◆ DIRECTIVE ◆
Below are some entries. Copy each line that holds the string "desc".

[Extracted data entries]
= = = =

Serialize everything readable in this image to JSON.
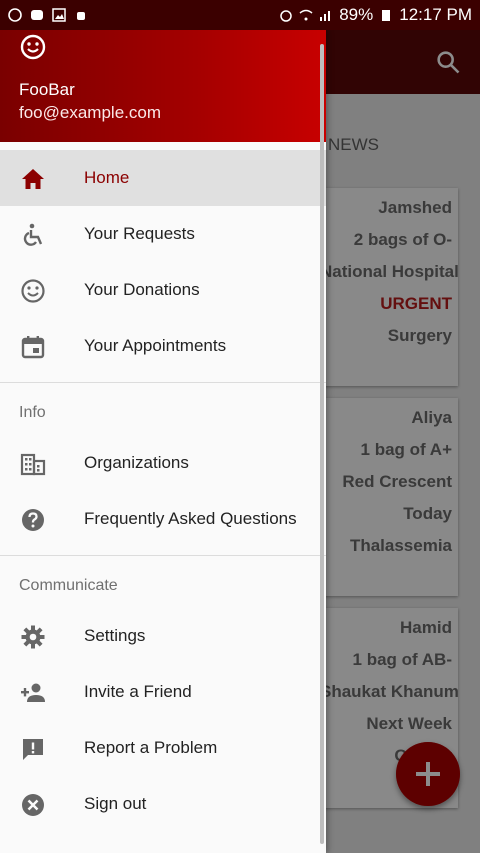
{
  "status": {
    "battery": "89%",
    "time": "12:17 PM"
  },
  "drawer": {
    "user_name": "FooBar",
    "user_email": "foo@example.com",
    "items": [
      {
        "label": "Home",
        "icon": "home-icon",
        "active": true
      },
      {
        "label": "Your Requests",
        "icon": "accessible-icon"
      },
      {
        "label": "Your Donations",
        "icon": "smile-icon"
      },
      {
        "label": "Your Appointments",
        "icon": "calendar-icon"
      }
    ],
    "info_title": "Info",
    "info_items": [
      {
        "label": "Organizations",
        "icon": "building-icon"
      },
      {
        "label": "Frequently Asked Questions",
        "icon": "help-icon"
      }
    ],
    "communicate_title": "Communicate",
    "communicate_items": [
      {
        "label": "Settings",
        "icon": "gear-icon"
      },
      {
        "label": "Invite a Friend",
        "icon": "add-person-icon"
      },
      {
        "label": "Report a Problem",
        "icon": "feedback-icon"
      },
      {
        "label": "Sign out",
        "icon": "close-circle-icon"
      }
    ]
  },
  "background": {
    "news_label": "NEWS",
    "cards": [
      {
        "lines": [
          "Jamshed",
          "2 bags of O-",
          "National Hospital",
          "URGENT",
          "Surgery"
        ]
      },
      {
        "lines": [
          "Aliya",
          "1 bag of A+",
          "Red Crescent",
          "Today",
          "Thalassemia"
        ]
      },
      {
        "lines": [
          "Hamid",
          "1 bag of AB-",
          "Shaukat Khanum",
          "Next Week",
          "Cancer"
        ]
      }
    ]
  },
  "colors": {
    "primary": "#8b0000",
    "accent": "#b71c1c"
  }
}
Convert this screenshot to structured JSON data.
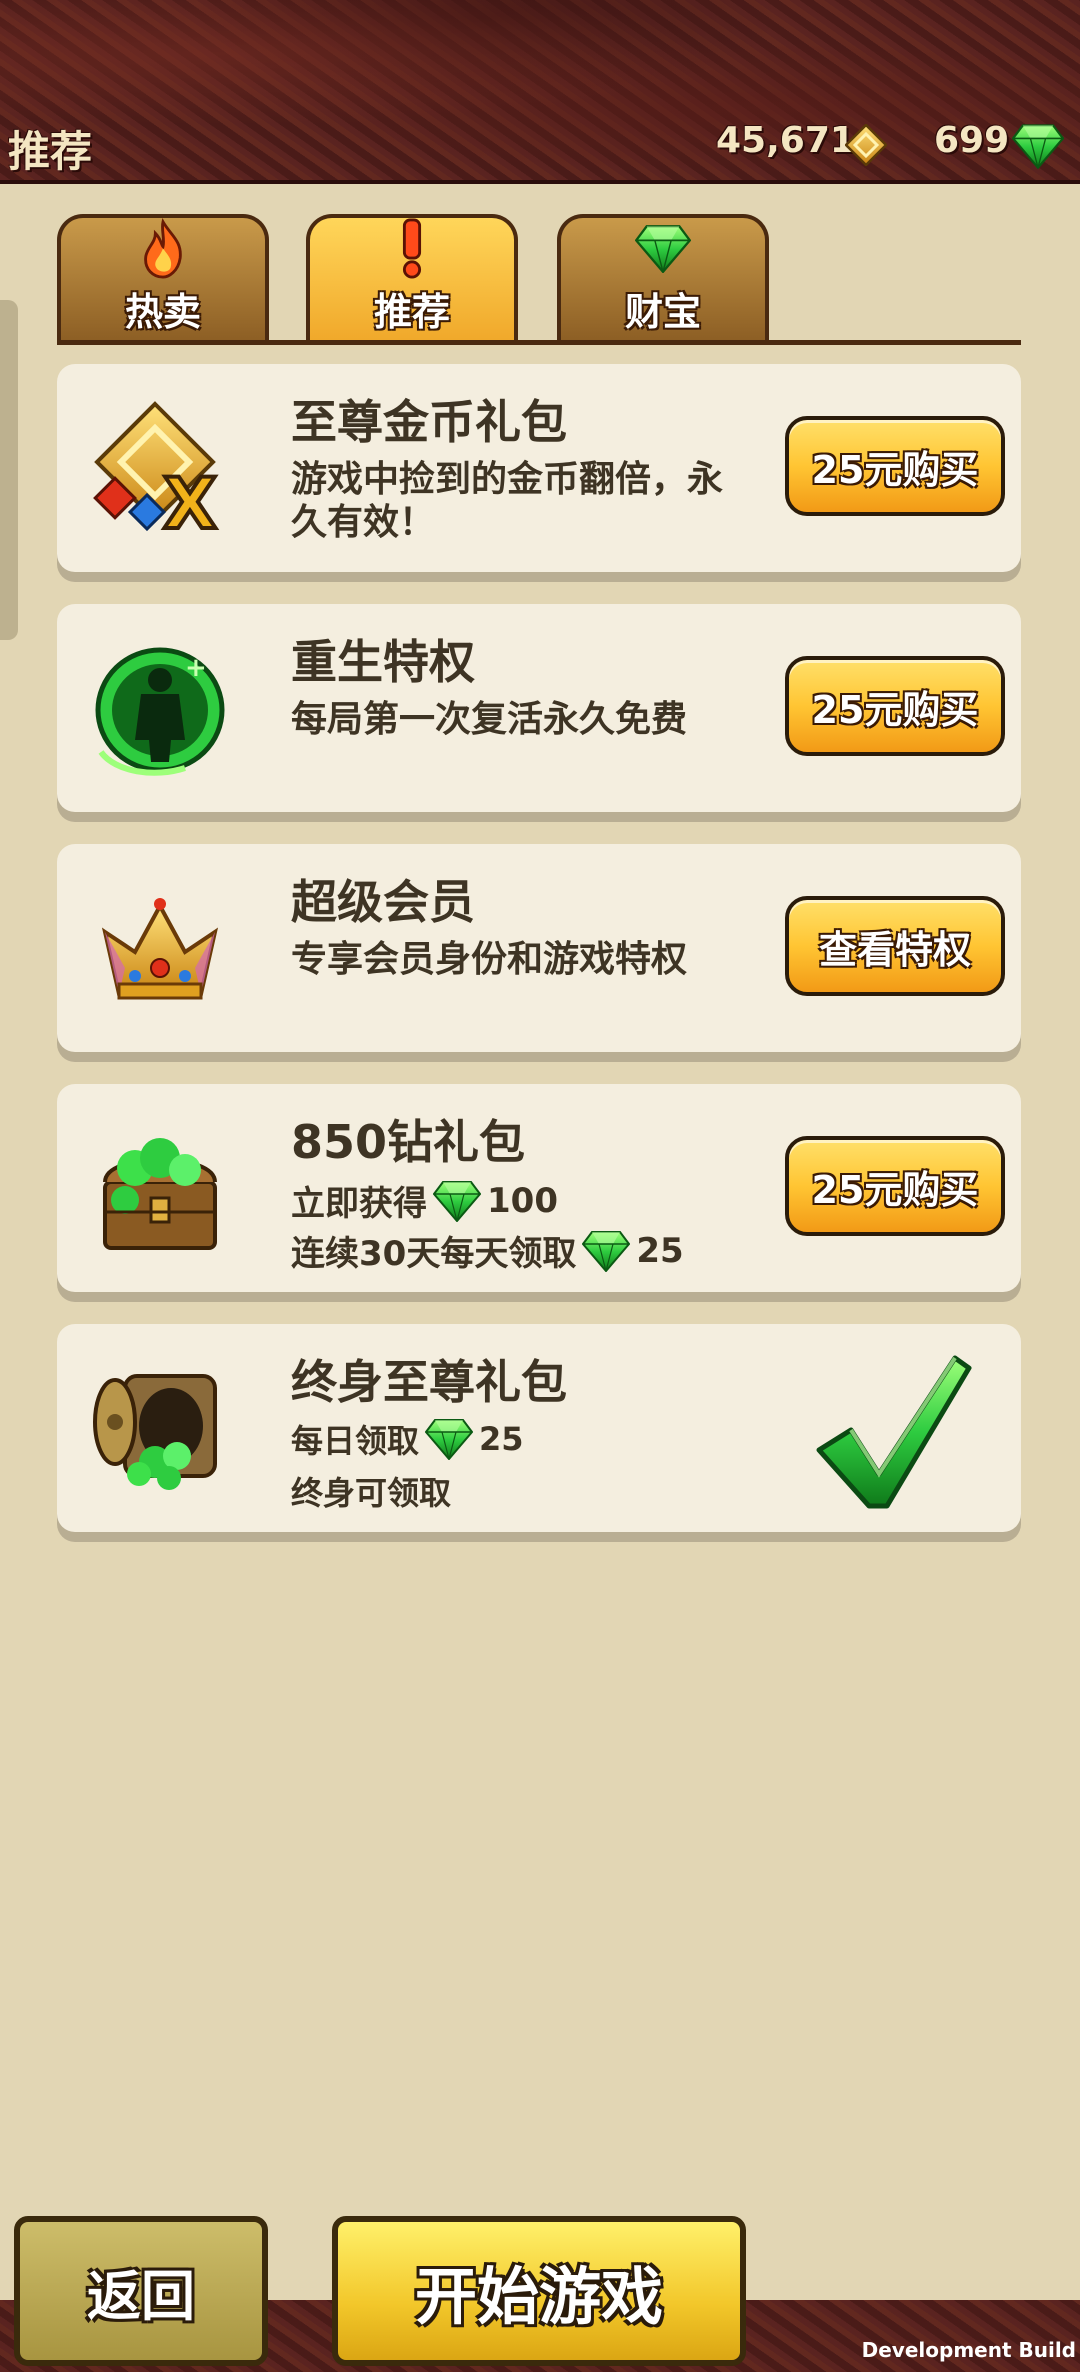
{
  "header": {
    "title": "推荐",
    "coins": "45,671",
    "gems": "699"
  },
  "tabs": [
    {
      "label": "热卖",
      "icon": "fire-icon",
      "active": false
    },
    {
      "label": "推荐",
      "icon": "exclamation-icon",
      "active": true
    },
    {
      "label": "财宝",
      "icon": "gem-icon",
      "active": false
    }
  ],
  "cards": [
    {
      "title": "至尊金币礼包",
      "desc": "游戏中捡到的金币翻倍，永久有效！",
      "button": "25元购买",
      "icon": "coin-multiplier-icon"
    },
    {
      "title": "重生特权",
      "desc": "每局第一次复活永久免费",
      "button": "25元购买",
      "icon": "revive-icon"
    },
    {
      "title": "超级会员",
      "desc": "专享会员身份和游戏特权",
      "button": "查看特权",
      "icon": "crown-icon"
    },
    {
      "title": "850钻礼包",
      "line1_prefix": "立即获得",
      "line1_value": "100",
      "line2_prefix": "连续30天每天领取",
      "line2_value": "25",
      "button": "25元购买",
      "icon": "treasure-chest-icon"
    },
    {
      "title": "终身至尊礼包",
      "line1_prefix": "每日领取",
      "line1_value": "25",
      "line2": "终身可领取",
      "icon": "vault-icon",
      "status": "check-icon"
    }
  ],
  "footer": {
    "back": "返回",
    "start": "开始游戏",
    "dev_build": "Development Build"
  },
  "colors": {
    "accent": "#ffc533",
    "gem": "#2ecc40",
    "text": "#3e3424",
    "background": "#e2d6b4"
  }
}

= = = =

◆ SOLUTION TO THE PROBLEM ◆
      "desc": "游戏中捡到的金币翻倍，永久有效！",
      "desc": "每局第一次复活永久免费",
      "desc": "专享会员身份和游戏特权",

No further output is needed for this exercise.